_EXERCISE TASK_
Take each line that has the word "vers" and return it.

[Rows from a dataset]
● ● ● ● ●

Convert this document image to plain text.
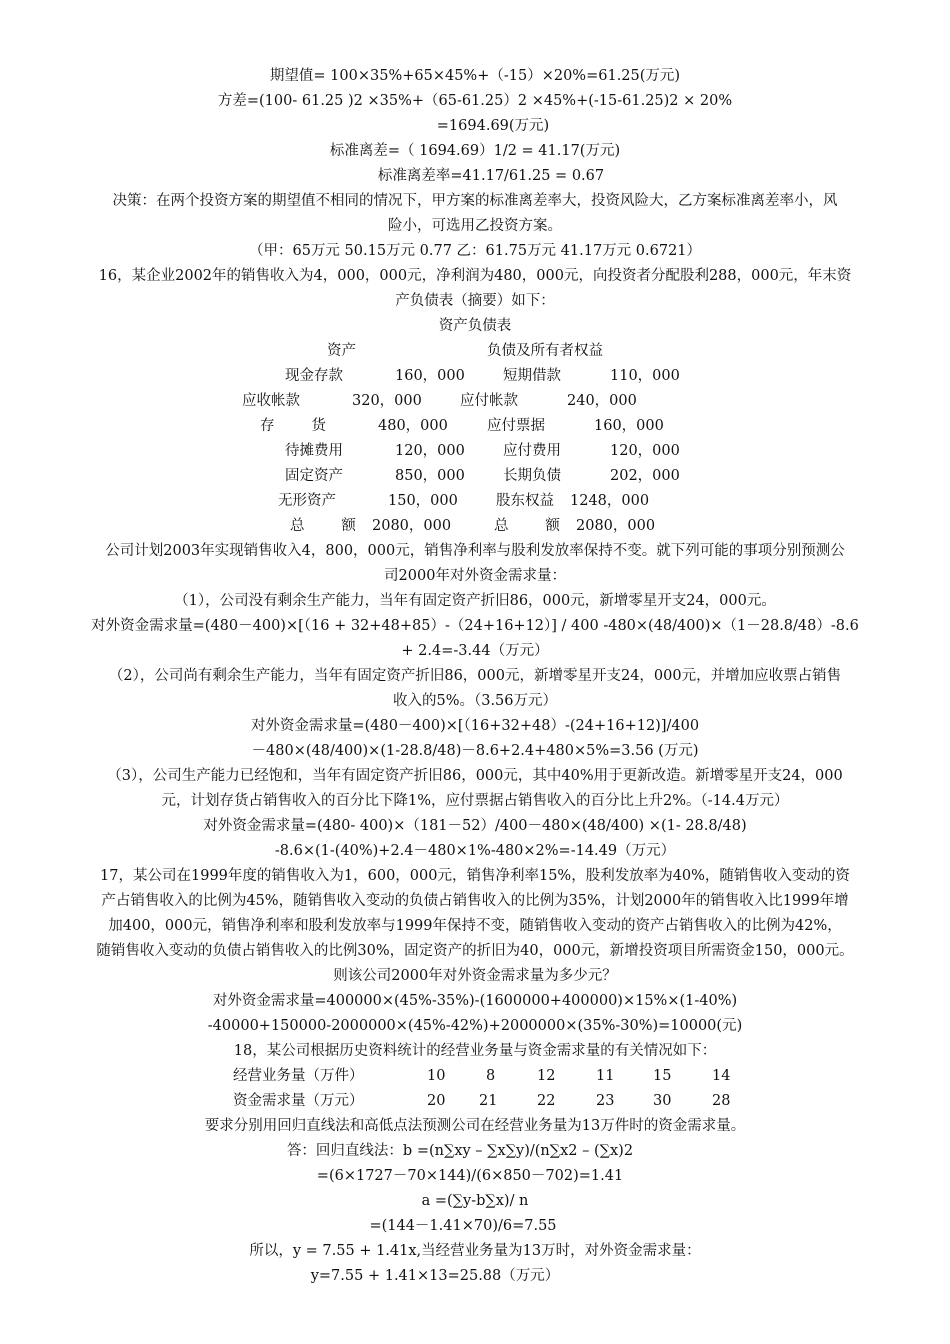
期望值= 100×35%+65×45%+（-15）×20%=61.25(万元)
方差=(100- 61.25 )2 ×35%+（65-61.25）2 ×45%+(-15-61.25)2 × 20%
=1694.69(万元)
标准离差=（ 1694.69）1/2 = 41.17(万元)
标准离差率=41.17/61.25 = 0.67
决策：在两个投资方案的期望值不相同的情况下，甲方案的标准离差率大，投资风险大，乙方案标准离差率小，风
险小，可选用乙投资方案。
（甲：65万元 50.15万元 0.77 乙：61.75万元 41.17万元 0.6721）
16，某企业2002年的销售收入为4，000，000元，净利润为480，000元，向投资者分配股利288，000元，年末资
产负债表（摘要）如下：
资产负债表
资产	负债及所有者权益
现金存款	160，000	短期借款	110，000
应收帐款	320，000	应付帐款	240，000
存        货	480，000	应付票据	160，000
待摊费用	120，000	应付费用	120，000
固定资产	850，000	长期负债	202，000
无形资产	150，000	股东权益 1248，000
总        额 2080，000	总        额 2080，000
公司计划2003年实现销售收入4，800，000元，销售净利率与股利发放率保持不变。就下列可能的事项分别预测公
司2000年对外资金需求量：
（1），公司没有剩余生产能力，当年有固定资产折旧86，000元，新增零星开支24，000元。
对外资金需求量=(480－400)×[（16 + 32+48+85）-（24+16+12）] / 400 -480×(48/400)×（1－28.8/48）-8.6
+ 2.4=-3.44（万元）
（2），公司尚有剩余生产能力，当年有固定资产折旧86，000元，新增零星开支24，000元，并增加应收票占销售
收入的5%。（3.56万元）
对外资金需求量=(480－400)×[（16+32+48）-(24+16+12)]/400
－480×(48/400)×(1-28.8/48)－8.6+2.4+480×5%=3.56 (万元)
（3），公司生产能力已经饱和，当年有固定资产折旧86，000元，其中40%用于更新改造。新增零星开支24，000
元，计划存货占销售收入的百分比下降1%，应付票据占销售收入的百分比上升2%。（-14.4万元）
对外资金需求量=(480- 400)×（181－52）/400－480×(48/400) ×(1- 28.8/48)
-8.6×(1-(40%)+2.4－480×1%-480×2%=-14.49（万元）
17，某公司在1999年度的销售收入为1，600，000元，销售净利率15%，股利发放率为40%，随销售收入变动的资
产占销售收入的比例为45%，随销售收入变动的负债占销售收入的比例为35%，计划2000年的销售收入比1999年增
加400，000元，销售净利率和股利发放率与1999年保持不变，随销售收入变动的资产占销售收入的比例为42%，
随销售收入变动的负债占销售收入的比例30%，固定资产的折旧为40，000元，新增投资项目所需资金150，000元。
则该公司2000年对外资金需求量为多少元？
对外资金需求量=400000×(45%-35%)-(1600000+400000)×15%×(1-40%)
-40000+150000-2000000×(45%-42%)+2000000×(35%-30%)=10000(元)
18，某公司根据历史资料统计的经营业务量与资金需求量的有关情况如下：
经营业务量（万件）	10	8	12	11	15	14
资金需求量（万元）	20 21	22	23	30	28
要求分别用回归直线法和高低点法预测公司在经营业务量为13万件时的资金需求量。
答：回归直线法：b =(n∑xy – ∑x∑y)/(n∑x2 – (∑x)2
=(6×1727－70×144)/(6×850－702)=1.41
a =(∑y-b∑x)/ n
=(144－1.41×70)/6=7.55
所以，y = 7.55 + 1.41x,当经营业务量为13万时，对外资金需求量：
y=7.55 + 1.41×13=25.88（万元）
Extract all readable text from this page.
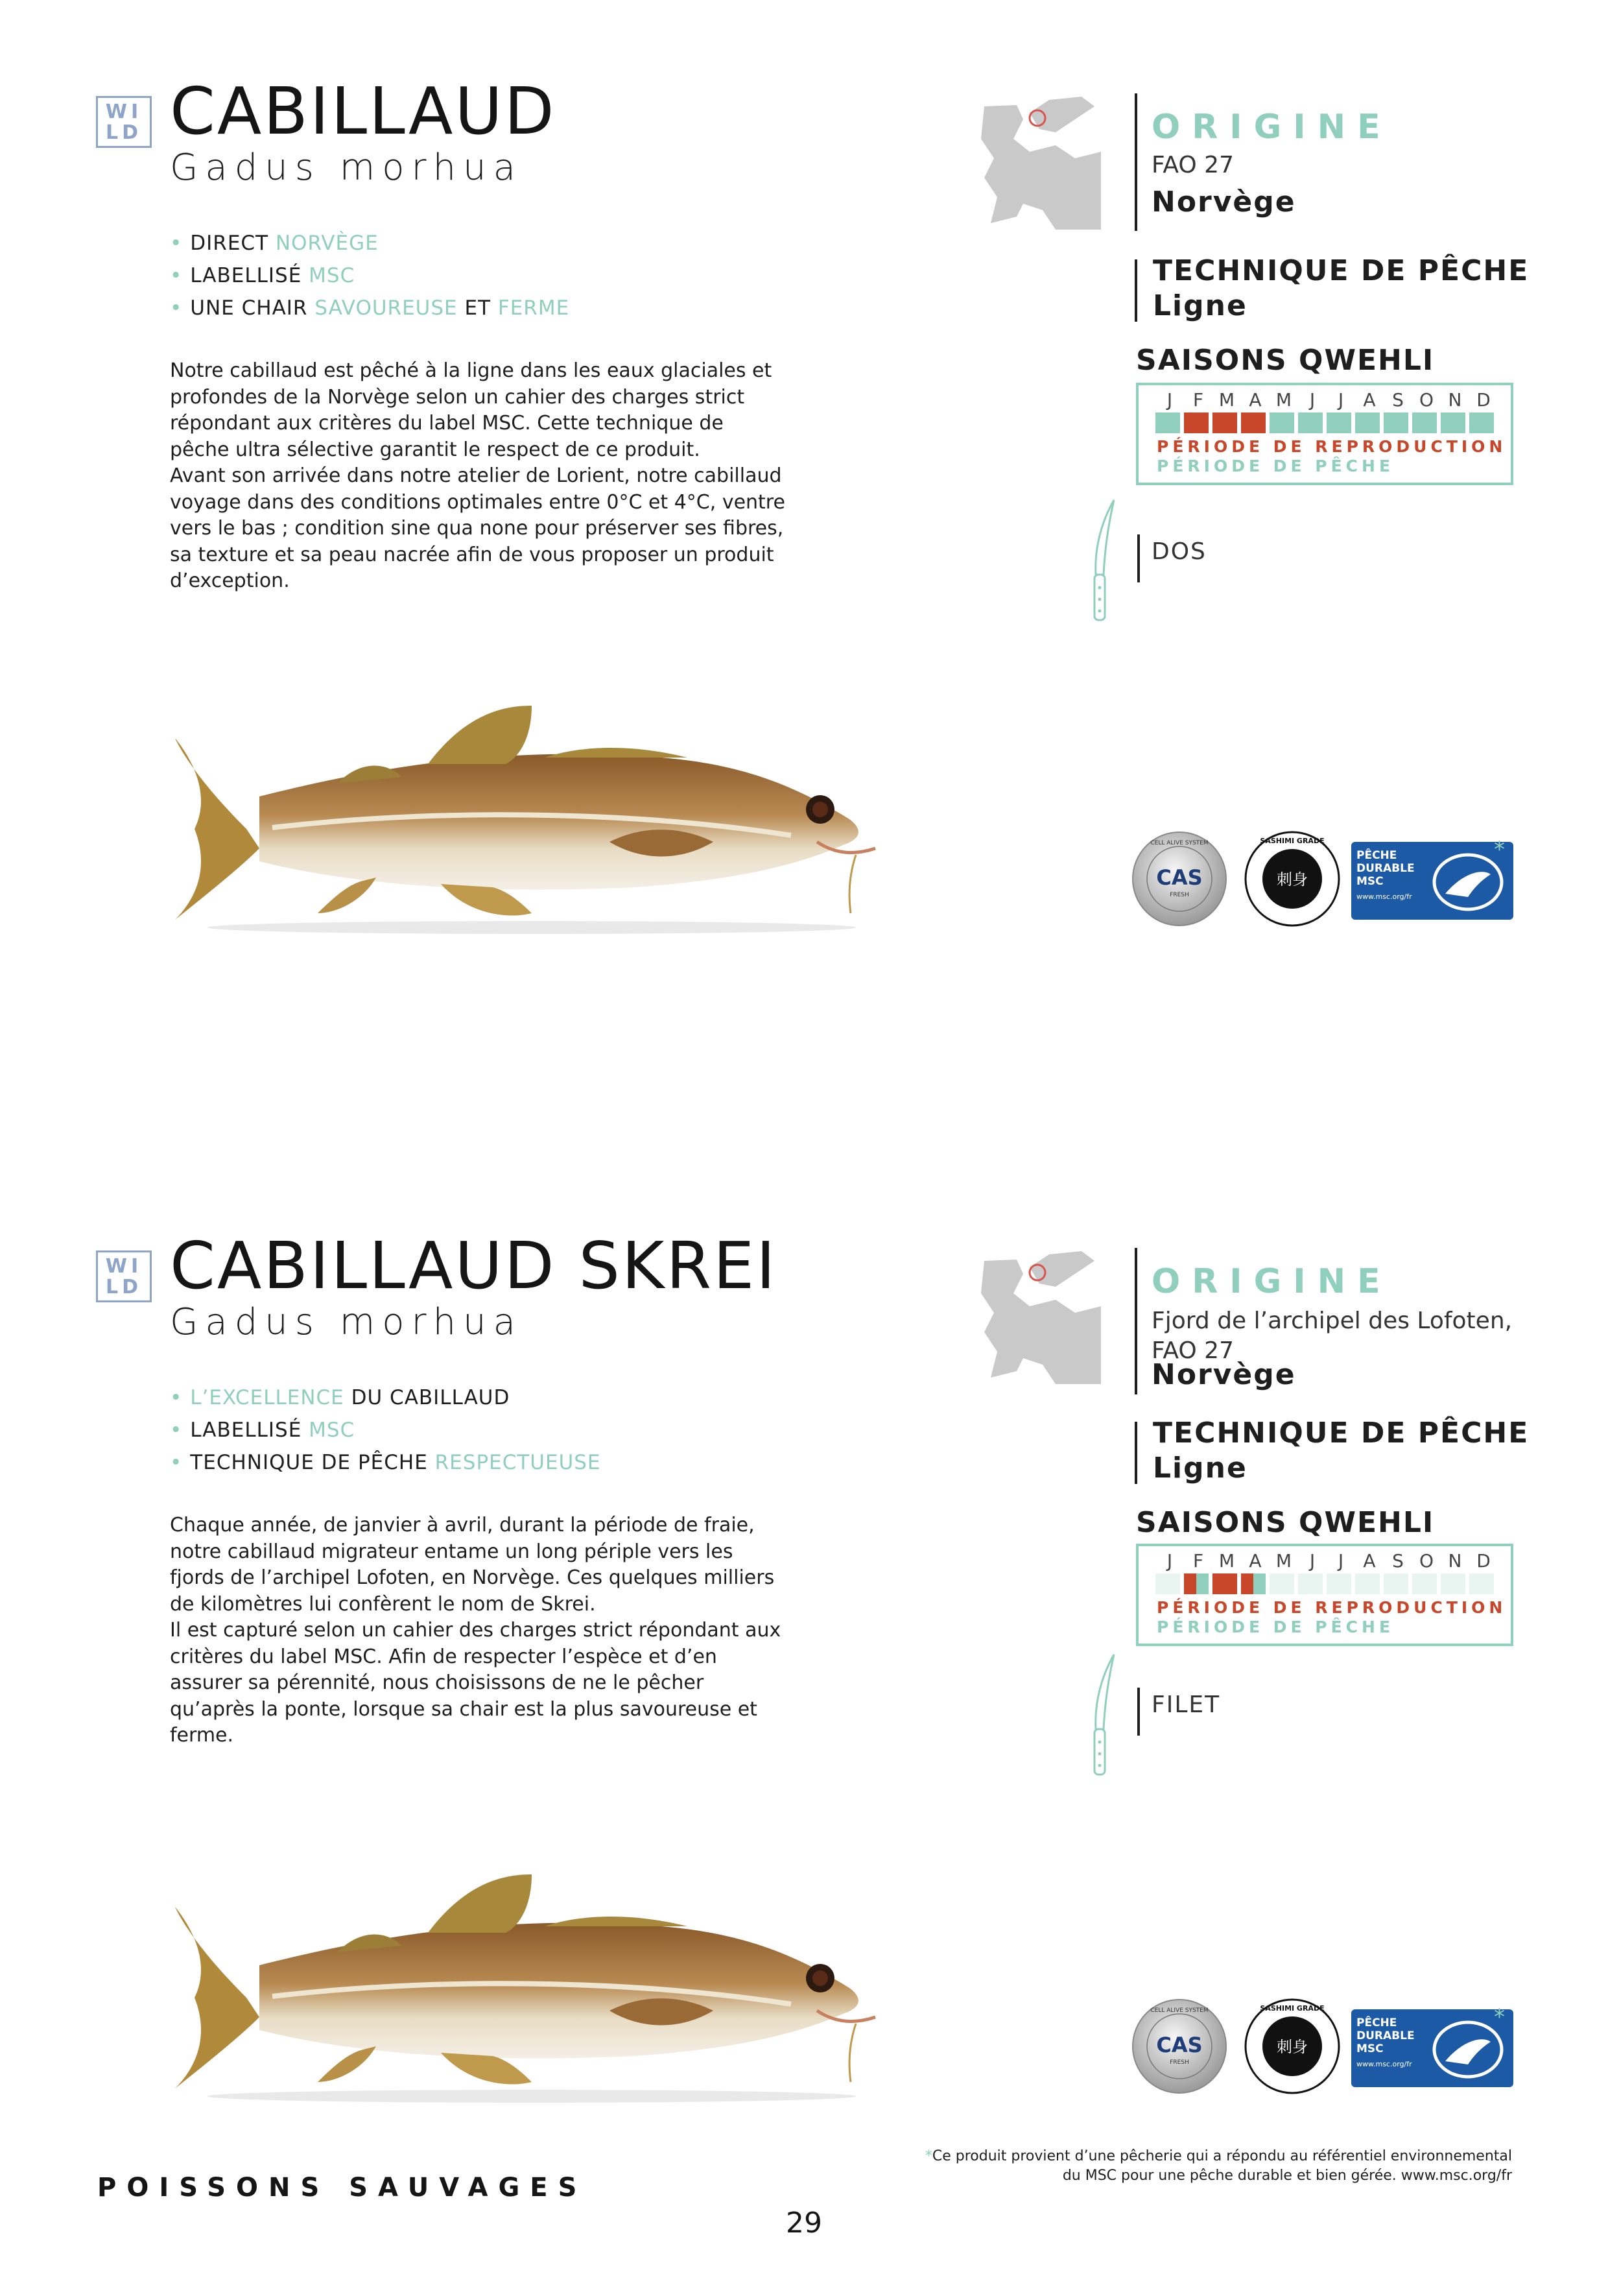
WI
LD CABILLAUD
Gadus morhua
• DIRECT NORVÈGE
• LABELLISÉ MSC
• UNE CHAIR SAVOUREUSE ET FERME

Notre cabillaud est pêché à la ligne dans les eaux glaciales et profondes de la Norvège selon un cahier des charges strict répondant aux critères du label MSC. Cette technique de pêche ultra sélective garantit le respect de ce produit.

Avant son arrivée dans notre atelier de Lorient, notre cabillaud voyage dans des conditions optimales entre 0°C et 4°C, ventre vers le bas ; condition sine qua none pour préserver ses fibres, sa texture et sa peau nacrée afin de vous proposer un produit d’exception.

ORIGINE
FAO 27
Norvège
TECHNIQUE DE PÊCHE
Ligne
SAISONS QWEHLI
J	F M A M J	J	A S O N D
PÉRIODE DE REPRODUCTION
PÉRIODE DE PÊCHE
DOS
CAS
FRESH
CELL ALIVE SYSTEM
刺身
SASHIMI GRADE
PÊCHE
DURABLE
MSC
www.msc.org/fr
*
WI
LD CABILLAUD SKREI
Gadus morhua
• L’EXCELLENCE DU CABILLAUD
• LABELLISÉ MSC
• TECHNIQUE DE PÊCHE RESPECTUEUSE

Chaque année, de janvier à avril, durant la période de fraie, notre cabillaud migrateur entame un long périple vers les fjords de l’archipel Lofoten, en Norvège. Ces quelques milliers de kilomètres lui confèrent le nom de Skrei.

Il est capturé selon un cahier des charges strict répondant aux critères du label MSC. Afin de respecter l’espèce et d’en assurer sa pérennité, nous choisissons de ne le pêcher qu’après la ponte, lorsque sa chair est la plus savoureuse et ferme.

ORIGINE
Fjord de l’archipel des Lofoten,
FAO 27
Norvège
TECHNIQUE DE PÊCHE
Ligne
SAISONS QWEHLI
J	F M A M J	J	A S O N D
PÉRIODE DE REPRODUCTION
PÉRIODE DE PÊCHE
FILET
CAS
FRESH
CELL ALIVE SYSTEM
刺身
SASHIMI GRADE
PÊCHE
DURABLE
MSC
www.msc.org/fr
*
POISSONS SAUVAGES
*Ce produit provient d’une pêcherie qui a répondu au référentiel environnemental
du MSC pour une pêche durable et bien gérée. www.msc.org/fr
29
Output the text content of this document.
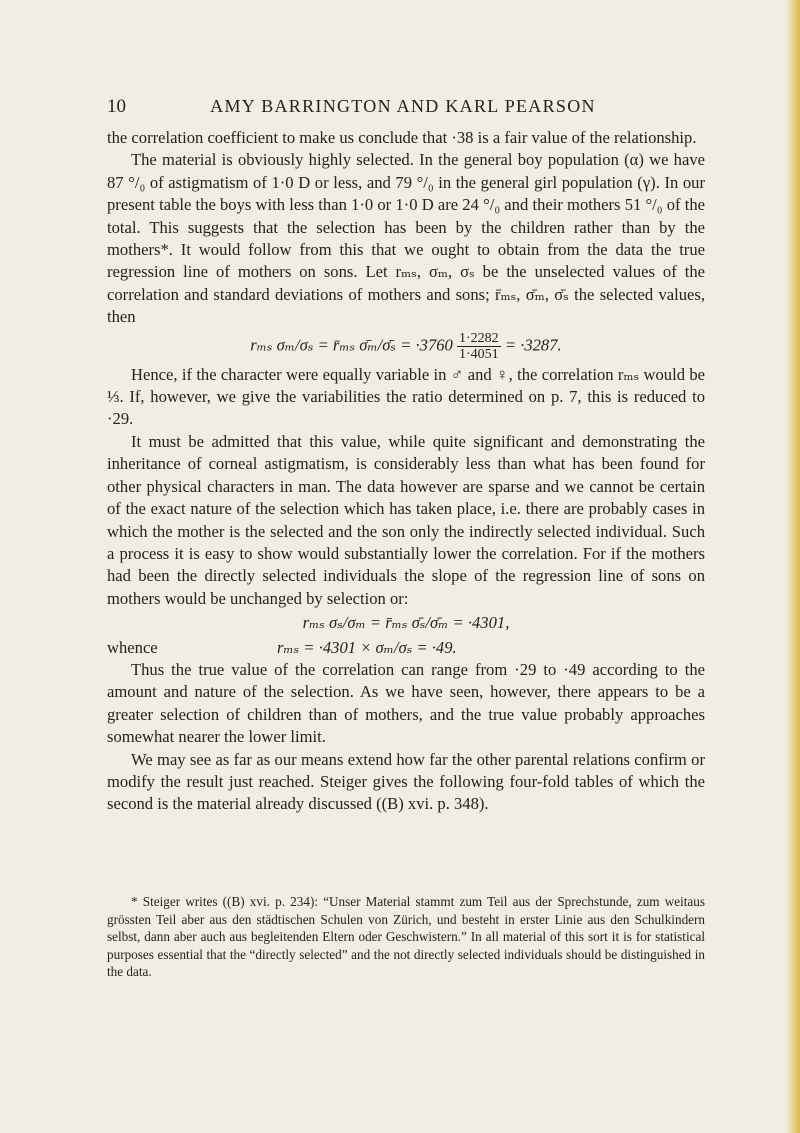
10	AMY BARRINGTON AND KARL PEARSON

the correlation coefficient to make us conclude that ·38 is a fair value of the relationship.

The material is obviously highly selected. In the general boy population (α) we have 87 °/₀ of astigmatism of 1·0 D or less, and 79 °/₀ in the general girl population (γ). In our present table the boys with less than 1·0 or 1·0 D are 24 °/₀ and their mothers 51 °/₀ of the total. This suggests that the selection has been by the children rather than by the mothers*. It would follow from this that we ought to obtain from the data the true regression line of mothers on sons. Let rₘₛ, σₘ, σₛ be the unselected values of the correlation and standard deviations of mothers and sons; r̄ₘₛ, σ̄ₘ, σ̄ₛ the selected values, then

rₘₛ σₘ/σₛ = r̄ₘₛ σ̄ₘ/σ̄ₛ = $\cdot 3760 \frac{1\cdot 2282}{1\cdot 4051} = \cdot 3287$.

Hence, if the character were equally variable in ♂ and ♀, the correlation rₘₛ would be ⅓. If, however, we give the variabilities the ratio determined on p. 7, this is reduced to ·29.

It must be admitted that this value, while quite significant and demonstrating the inheritance of corneal astigmatism, is considerably less than what has been found for other physical characters in man. The data however are sparse and we cannot be certain of the exact nature of the selection which has taken place, i.e. there are probably cases in which the mother is the selected and the son only the indirectly selected individual. Such a process it is easy to show would substantially lower the correlation. For if the mothers had been the directly selected individuals the slope of the regression line of sons on mothers would be unchanged by selection or:

rₘₛ σₛ/σₘ = r̄ₘₛ σ̄ₛ/σ̄ₘ = ·4301,
whence	rₘₛ = ·4301 × σₘ/σₛ = ·49.

Thus the true value of the correlation can range from ·29 to ·49 according to the amount and nature of the selection. As we have seen, however, there appears to be a greater selection of children than of mothers, and the true value probably approaches somewhat nearer the lower limit.

We may see as far as our means extend how far the other parental relations confirm or modify the result just reached. Steiger gives the following four-fold tables of which the second is the material already discussed ((B) xvi. p. 348).

* Steiger writes ((B) xvi. p. 234): “Unser Material stammt zum Teil aus der Sprechstunde, zum weitaus grössten Teil aber aus den städtischen Schulen von Zürich, und besteht in erster Linie aus den Schulkindern selbst, dann aber auch aus begleitenden Eltern oder Geschwistern.” In all material of this sort it is for statistical purposes essential that the “directly selected” and the not directly selected individuals should be distinguished in the data.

● ● ● ● ●

_WRITTEN SOLUTION_
Avant son arrivée dans notre atelier de Lorient, notre cabillaud voyage dans des conditions optimales entre 0°C et 4°C, ventre vers le bas ; condition sine qua none pour préserver ses fibres, sa texture et sa peau nacrée afin de vous proposer un produit d’exception.
Chaque année, de janvier à avril, durant la période de fraie, notre cabillaud migrateur entame un long périple vers les fjords de l’archipel Lofoten, en Norvège. Ces quelques milliers de kilomètres lui confèrent le nom de Skrei.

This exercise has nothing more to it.